GIVEN INSTRUCTION
Pictures stay out of the copy. Please reproduce only the lines between the one holding "Extract the structured" and the one holding "What's the underlying", inclusive.

RECORDS SHOWN
>>>>
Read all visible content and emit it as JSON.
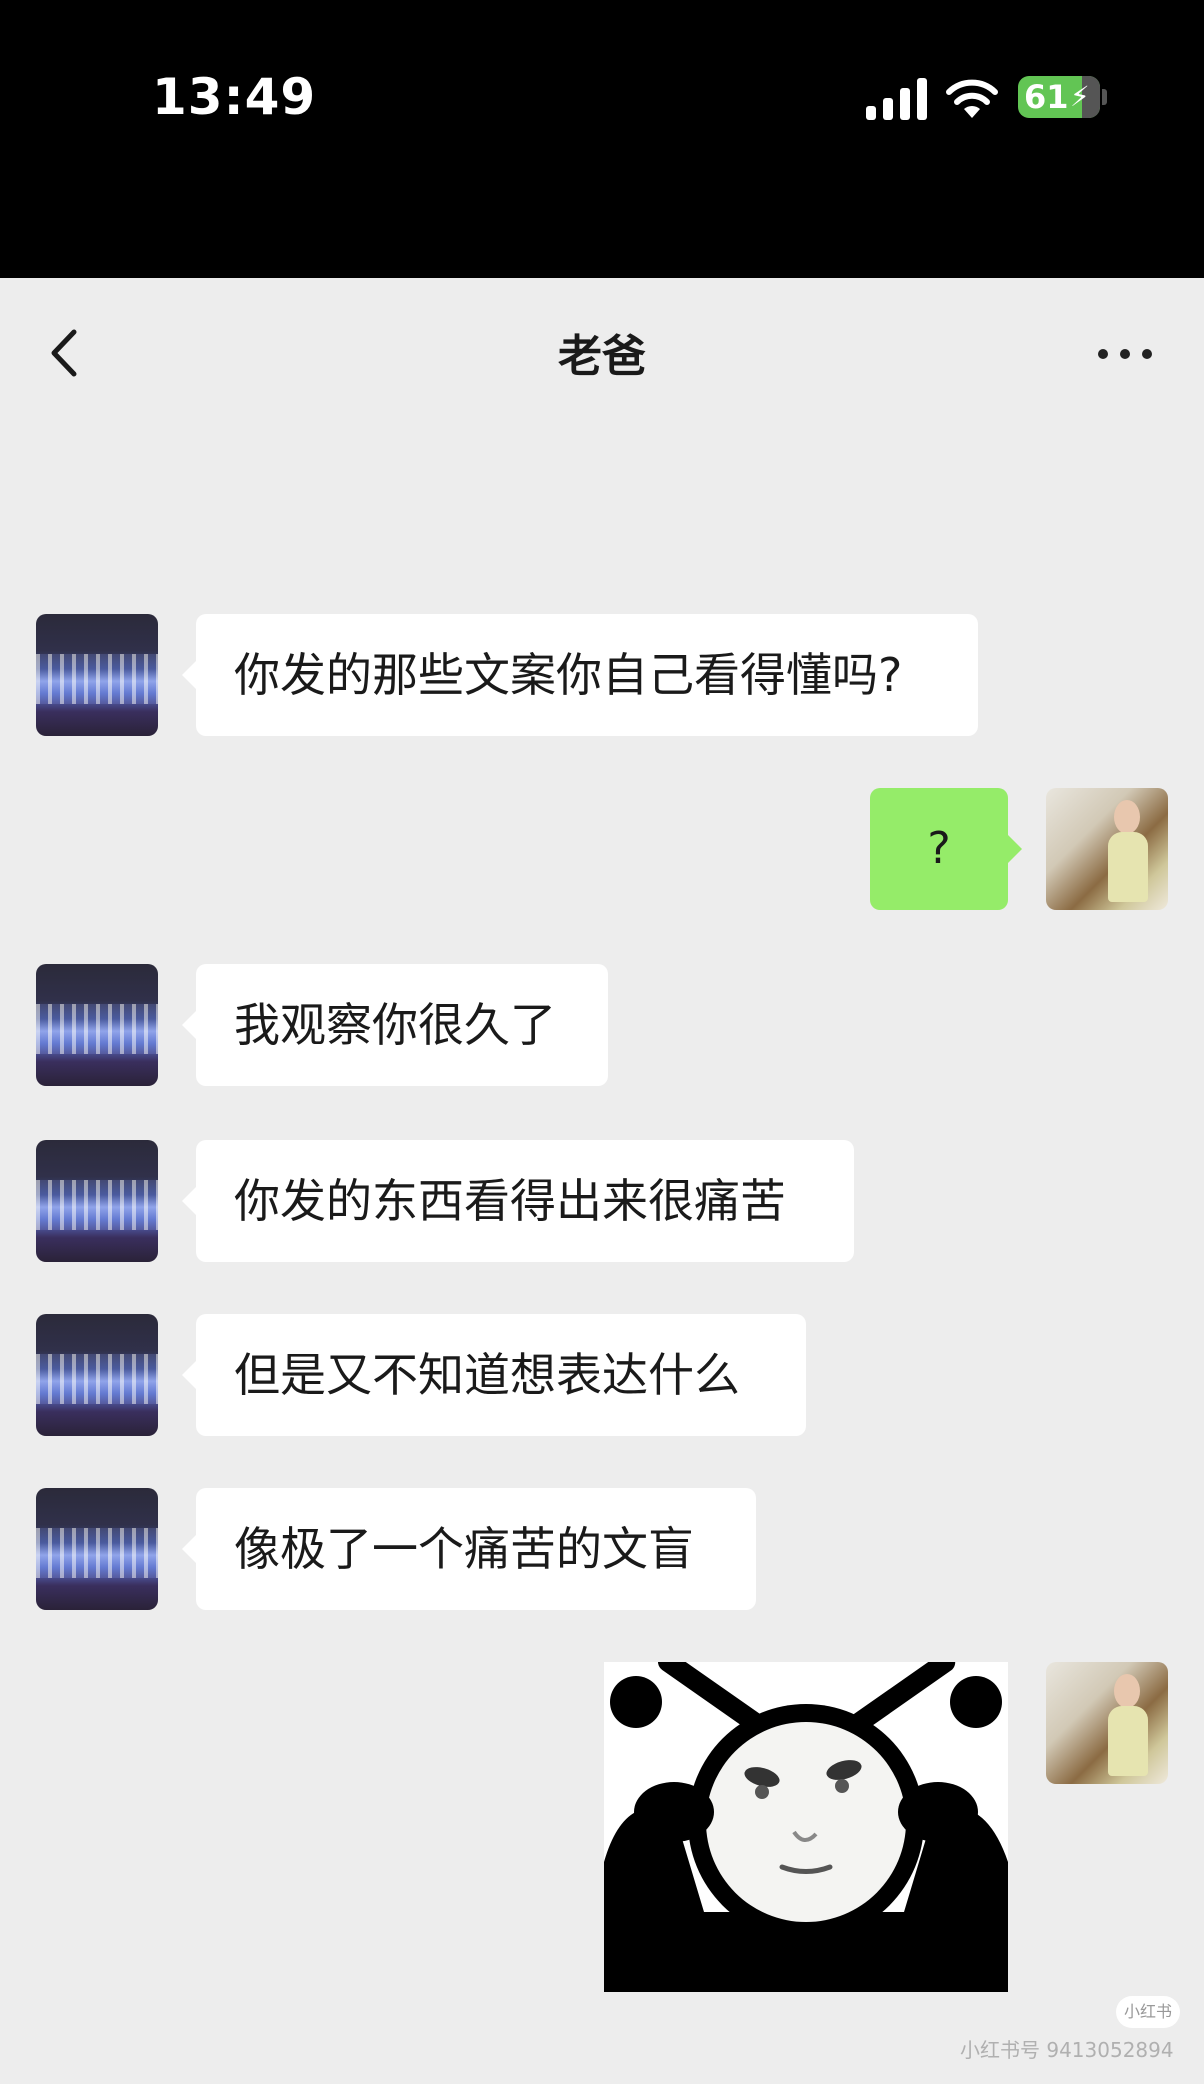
<<<<
>>>>
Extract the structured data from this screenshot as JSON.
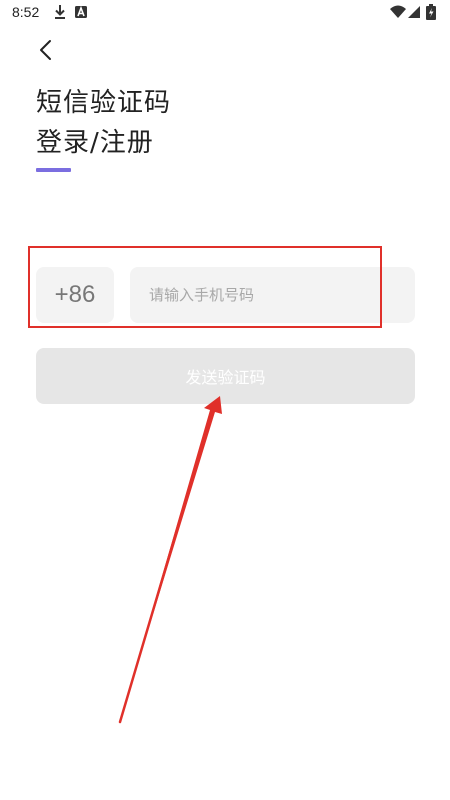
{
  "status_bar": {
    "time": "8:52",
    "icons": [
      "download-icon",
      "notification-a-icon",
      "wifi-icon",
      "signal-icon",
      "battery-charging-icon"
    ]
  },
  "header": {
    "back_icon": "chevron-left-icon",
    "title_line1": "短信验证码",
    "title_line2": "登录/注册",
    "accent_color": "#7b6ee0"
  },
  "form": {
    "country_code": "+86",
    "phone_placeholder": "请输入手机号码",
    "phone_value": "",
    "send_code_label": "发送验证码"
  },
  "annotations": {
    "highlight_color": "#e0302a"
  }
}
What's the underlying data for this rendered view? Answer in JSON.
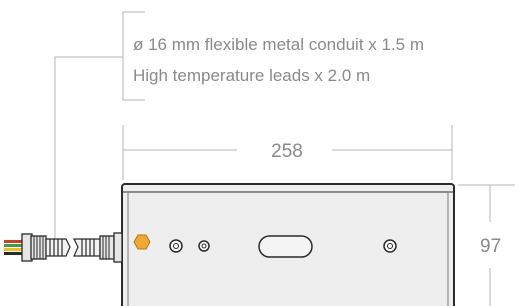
<<<<
WRITTEN REPLY
Extract the structured data from this screenshot as JSON.
{
  "status_bar": {
    "time": "8:52",
    "icons": [
      "download-icon",
      "notification-a-icon",
      "wifi-icon",
      "signal-icon",
      "battery-charging-icon"
    ]
  },
  "header": {
    "back_icon": "chevron-left-icon",
    "title_line1": "短信验证码",
    "title_line2": "登录/注册",
    "accent_color": "#7b6ee0"
  },
  "form": {
    "country_code": "+86",
    "phone_placeholder": "请输入手机号码",
    "phone_value": "",
    "send_code_label": "发送验证码"
  },
  "annotations": {
    "highlight_color": "#e0302a"
  }
}
What's the underlying data for this rendered view? Answer in JSON.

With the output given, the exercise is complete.